Task description ▸
Search the entries below. Return every line that has "abord" in it.

Exercise materials ▸
Start

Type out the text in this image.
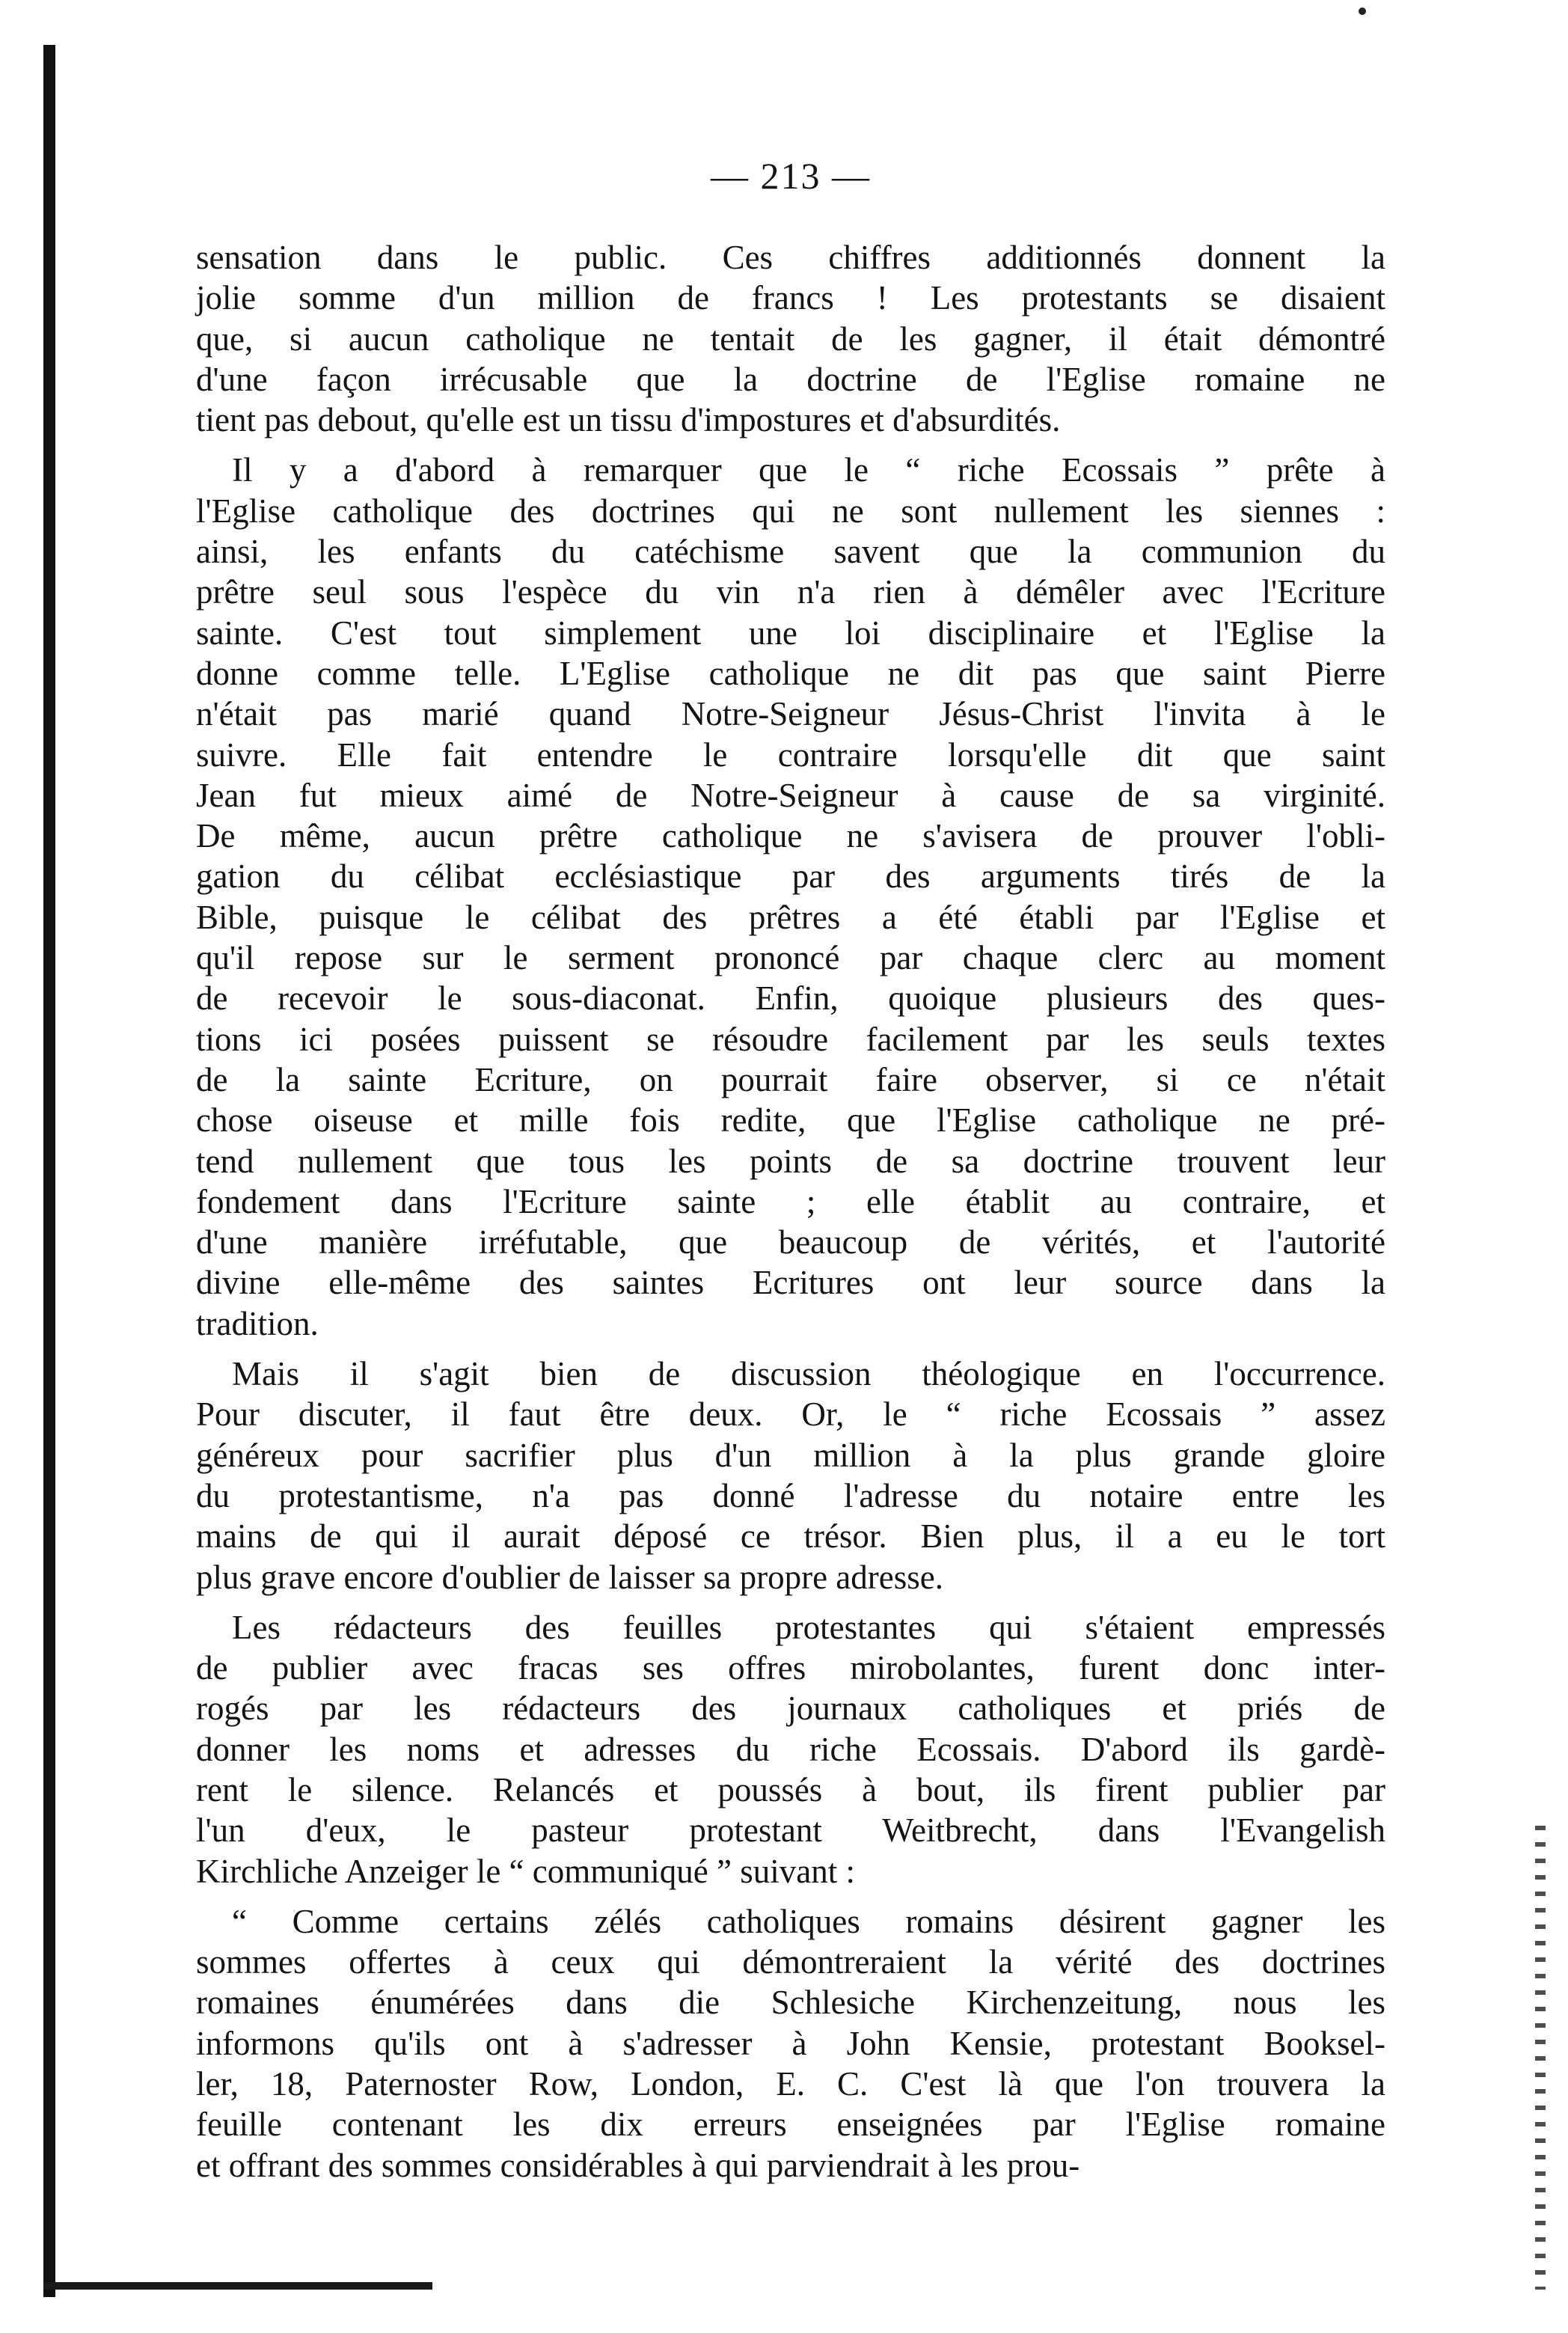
— 213 —
sensation dans le public. Ces chiffres additionnés donnent la
jolie somme d'un million de francs ! Les protestants se disaient
que, si aucun catholique ne tentait de les gagner, il était démontré
d'une façon irrécusable que la doctrine de l'Eglise romaine ne
tient pas debout, qu'elle est un tissu d'impostures et d'absurdités.
Il y a d'abord à remarquer que le “ riche Ecossais ” prête à
l'Eglise catholique des doctrines qui ne sont nullement les siennes :
ainsi, les enfants du catéchisme savent que la communion du
prêtre seul sous l'espèce du vin n'a rien à démêler avec l'Ecriture
sainte. C'est tout simplement une loi disciplinaire et l'Eglise la
donne comme telle. L'Eglise catholique ne dit pas que saint Pierre
n'était pas marié quand Notre-Seigneur Jésus-Christ l'invita à le
suivre. Elle fait entendre le contraire lorsqu'elle dit que saint
Jean fut mieux aimé de Notre-Seigneur à cause de sa virginité.
De même, aucun prêtre catholique ne s'avisera de prouver l'obli-
gation du célibat ecclésiastique par des arguments tirés de la
Bible, puisque le célibat des prêtres a été établi par l'Eglise et
qu'il repose sur le serment prononcé par chaque clerc au moment
de recevoir le sous-diaconat. Enfin, quoique plusieurs des ques-
tions ici posées puissent se résoudre facilement par les seuls textes
de la sainte Ecriture, on pourrait faire observer, si ce n'était
chose oiseuse et mille fois redite, que l'Eglise catholique ne pré-
tend nullement que tous les points de sa doctrine trouvent leur
fondement dans l'Ecriture sainte ; elle établit au contraire, et
d'une manière irréfutable, que beaucoup de vérités, et l'autorité
divine elle-même des saintes Ecritures ont leur source dans la
tradition.
Mais il s'agit bien de discussion théologique en l'occurrence.
Pour discuter, il faut être deux. Or, le “ riche Ecossais ” assez
généreux pour sacrifier plus d'un million à la plus grande gloire
du protestantisme, n'a pas donné l'adresse du notaire entre les
mains de qui il aurait déposé ce trésor. Bien plus, il a eu le tort
plus grave encore d'oublier de laisser sa propre adresse.
Les rédacteurs des feuilles protestantes qui s'étaient empressés
de publier avec fracas ses offres mirobolantes, furent donc inter-
rogés par les rédacteurs des journaux catholiques et priés de
donner les noms et adresses du riche Ecossais. D'abord ils gardè-
rent le silence. Relancés et poussés à bout, ils firent publier par
l'un d'eux, le pasteur protestant Weitbrecht, dans l'Evangelish
Kirchliche Anzeiger le “ communiqué ” suivant :
“ Comme certains zélés catholiques romains désirent gagner les
sommes offertes à ceux qui démontreraient la vérité des doctrines
romaines énumérées dans die Schlesiche Kirchenzeitung, nous les
informons qu'ils ont à s'adresser à John Kensie, protestant Booksel-
ler, 18, Paternoster Row, London, E. C. C'est là que l'on trouvera la
feuille contenant les dix erreurs enseignées par l'Eglise romaine
et offrant des sommes considérables à qui parviendrait à les prou-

End

Expected output ▸
Il y a d'abord à remarquer que le “ riche Ecossais ” prête à
donner les noms et adresses du riche Ecossais. D'abord ils gardè-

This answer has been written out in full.